▸ The problem: Without including any pictures, write out the listing below exactly.
BEGIN
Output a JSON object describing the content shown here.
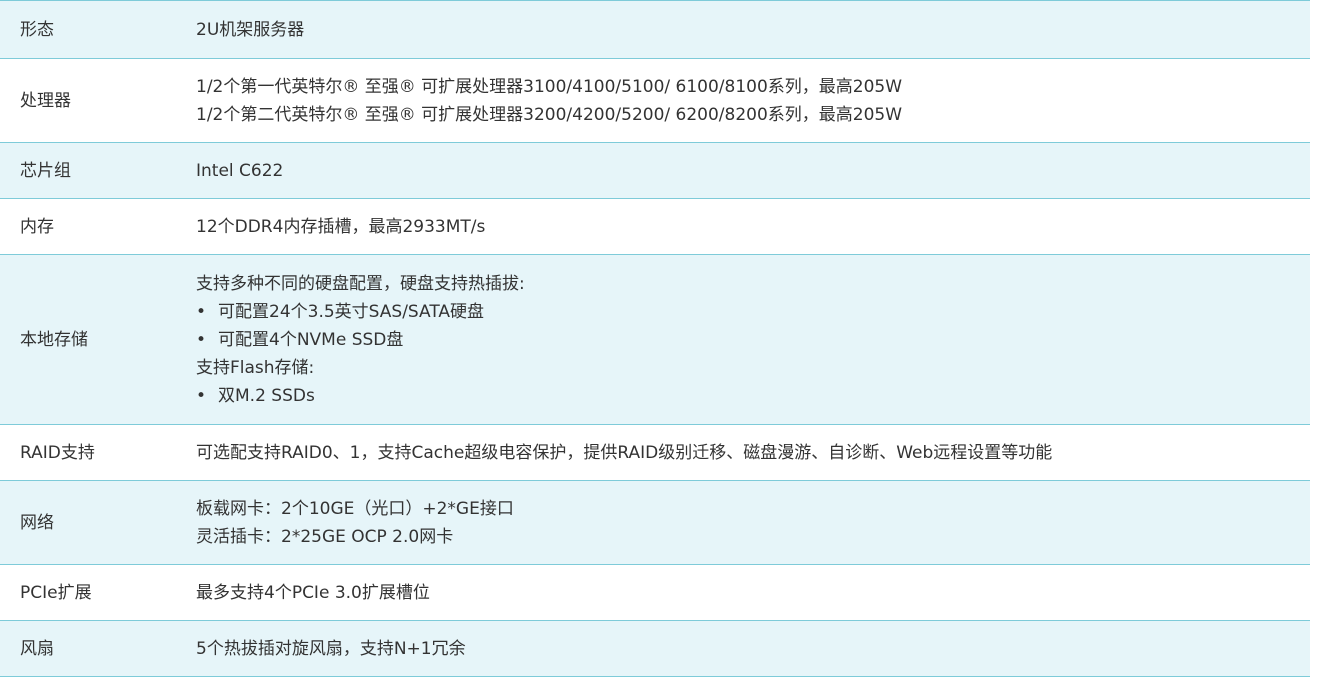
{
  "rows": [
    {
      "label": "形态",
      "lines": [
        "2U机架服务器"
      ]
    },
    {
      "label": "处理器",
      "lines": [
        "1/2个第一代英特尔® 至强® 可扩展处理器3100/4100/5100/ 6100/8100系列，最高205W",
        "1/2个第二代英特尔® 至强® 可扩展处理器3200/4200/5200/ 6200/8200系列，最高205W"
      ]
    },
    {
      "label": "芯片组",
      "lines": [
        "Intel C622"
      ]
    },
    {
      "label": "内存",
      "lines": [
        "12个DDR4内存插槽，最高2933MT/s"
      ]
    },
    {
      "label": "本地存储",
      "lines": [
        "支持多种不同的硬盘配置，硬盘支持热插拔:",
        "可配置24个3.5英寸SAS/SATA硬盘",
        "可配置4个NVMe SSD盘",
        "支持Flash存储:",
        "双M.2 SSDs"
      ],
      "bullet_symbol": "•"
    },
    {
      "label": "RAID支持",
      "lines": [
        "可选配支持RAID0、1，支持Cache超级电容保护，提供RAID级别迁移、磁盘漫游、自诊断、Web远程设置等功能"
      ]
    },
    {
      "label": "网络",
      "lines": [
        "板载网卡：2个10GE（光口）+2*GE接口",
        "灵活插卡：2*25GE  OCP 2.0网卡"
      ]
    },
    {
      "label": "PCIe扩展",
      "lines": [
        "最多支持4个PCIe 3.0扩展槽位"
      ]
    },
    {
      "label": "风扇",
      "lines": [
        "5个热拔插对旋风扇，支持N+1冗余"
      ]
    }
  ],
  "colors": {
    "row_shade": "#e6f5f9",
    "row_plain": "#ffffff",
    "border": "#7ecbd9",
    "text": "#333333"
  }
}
END
▸ Completed exercise:
Output a JSON object describing the content shown here.
{
  "rows": [
    {
      "label": "形态",
      "lines": [
        "2U机架服务器"
      ]
    },
    {
      "label": "处理器",
      "lines": [
        "1/2个第一代英特尔® 至强® 可扩展处理器3100/4100/5100/ 6100/8100系列，最高205W",
        "1/2个第二代英特尔® 至强® 可扩展处理器3200/4200/5200/ 6200/8200系列，最高205W"
      ]
    },
    {
      "label": "芯片组",
      "lines": [
        "Intel C622"
      ]
    },
    {
      "label": "内存",
      "lines": [
        "12个DDR4内存插槽，最高2933MT/s"
      ]
    },
    {
      "label": "本地存储",
      "lines": [
        "支持多种不同的硬盘配置，硬盘支持热插拔:",
        "可配置24个3.5英寸SAS/SATA硬盘",
        "可配置4个NVMe SSD盘",
        "支持Flash存储:",
        "双M.2 SSDs"
      ],
      "bullet_symbol": "•"
    },
    {
      "label": "RAID支持",
      "lines": [
        "可选配支持RAID0、1，支持Cache超级电容保护，提供RAID级别迁移、磁盘漫游、自诊断、Web远程设置等功能"
      ]
    },
    {
      "label": "网络",
      "lines": [
        "板载网卡：2个10GE（光口）+2*GE接口",
        "灵活插卡：2*25GE  OCP 2.0网卡"
      ]
    },
    {
      "label": "PCIe扩展",
      "lines": [
        "最多支持4个PCIe 3.0扩展槽位"
      ]
    },
    {
      "label": "风扇",
      "lines": [
        "5个热拔插对旋风扇，支持N+1冗余"
      ]
    }
  ],
  "colors": {
    "row_shade": "#e6f5f9",
    "row_plain": "#ffffff",
    "border": "#7ecbd9",
    "text": "#333333"
  }
}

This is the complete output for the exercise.